— CHALLENGE —
Reproduce the material exactly, omitting nothing.

────

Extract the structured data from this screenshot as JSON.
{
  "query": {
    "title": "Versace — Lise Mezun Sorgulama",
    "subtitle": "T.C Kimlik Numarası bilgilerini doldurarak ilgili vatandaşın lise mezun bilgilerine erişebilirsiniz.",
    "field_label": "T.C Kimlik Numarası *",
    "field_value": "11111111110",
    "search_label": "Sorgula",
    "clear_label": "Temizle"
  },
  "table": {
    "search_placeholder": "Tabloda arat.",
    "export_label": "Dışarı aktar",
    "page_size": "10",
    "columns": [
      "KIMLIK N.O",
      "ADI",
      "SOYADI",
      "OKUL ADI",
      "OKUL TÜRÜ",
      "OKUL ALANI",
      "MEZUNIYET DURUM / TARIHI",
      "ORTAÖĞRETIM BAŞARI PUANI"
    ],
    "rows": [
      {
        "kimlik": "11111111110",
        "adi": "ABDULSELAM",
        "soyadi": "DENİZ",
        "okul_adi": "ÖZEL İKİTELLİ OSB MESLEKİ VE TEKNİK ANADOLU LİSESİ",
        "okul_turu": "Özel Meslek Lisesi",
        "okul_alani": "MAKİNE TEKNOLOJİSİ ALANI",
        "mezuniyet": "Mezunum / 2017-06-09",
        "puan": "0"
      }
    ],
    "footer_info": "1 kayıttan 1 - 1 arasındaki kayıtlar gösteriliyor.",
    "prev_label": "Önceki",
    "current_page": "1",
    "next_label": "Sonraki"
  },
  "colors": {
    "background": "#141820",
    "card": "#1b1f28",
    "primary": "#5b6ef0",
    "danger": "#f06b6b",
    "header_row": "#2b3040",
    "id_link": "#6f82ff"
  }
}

────

— COMPLETED TASK —
Extract the structured data from this screenshot as JSON.
{
  "query": {
    "title": "Versace — Lise Mezun Sorgulama",
    "subtitle": "T.C Kimlik Numarası bilgilerini doldurarak ilgili vatandaşın lise mezun bilgilerine erişebilirsiniz.",
    "field_label": "T.C Kimlik Numarası *",
    "field_value": "11111111110",
    "search_label": "Sorgula",
    "clear_label": "Temizle"
  },
  "table": {
    "search_placeholder": "Tabloda arat.",
    "export_label": "Dışarı aktar",
    "page_size": "10",
    "columns": [
      "KIMLIK N.O",
      "ADI",
      "SOYADI",
      "OKUL ADI",
      "OKUL TÜRÜ",
      "OKUL ALANI",
      "MEZUNIYET DURUM / TARIHI",
      "ORTAÖĞRETIM BAŞARI PUANI"
    ],
    "rows": [
      {
        "kimlik": "11111111110",
        "adi": "ABDULSELAM",
        "soyadi": "DENİZ",
        "okul_adi": "ÖZEL İKİTELLİ OSB MESLEKİ VE TEKNİK ANADOLU LİSESİ",
        "okul_turu": "Özel Meslek Lisesi",
        "okul_alani": "MAKİNE TEKNOLOJİSİ ALANI",
        "mezuniyet": "Mezunum / 2017-06-09",
        "puan": "0"
      }
    ],
    "footer_info": "1 kayıttan 1 - 1 arasındaki kayıtlar gösteriliyor.",
    "prev_label": "Önceki",
    "current_page": "1",
    "next_label": "Sonraki"
  },
  "colors": {
    "background": "#141820",
    "card": "#1b1f28",
    "primary": "#5b6ef0",
    "danger": "#f06b6b",
    "header_row": "#2b3040",
    "id_link": "#6f82ff"
  }
}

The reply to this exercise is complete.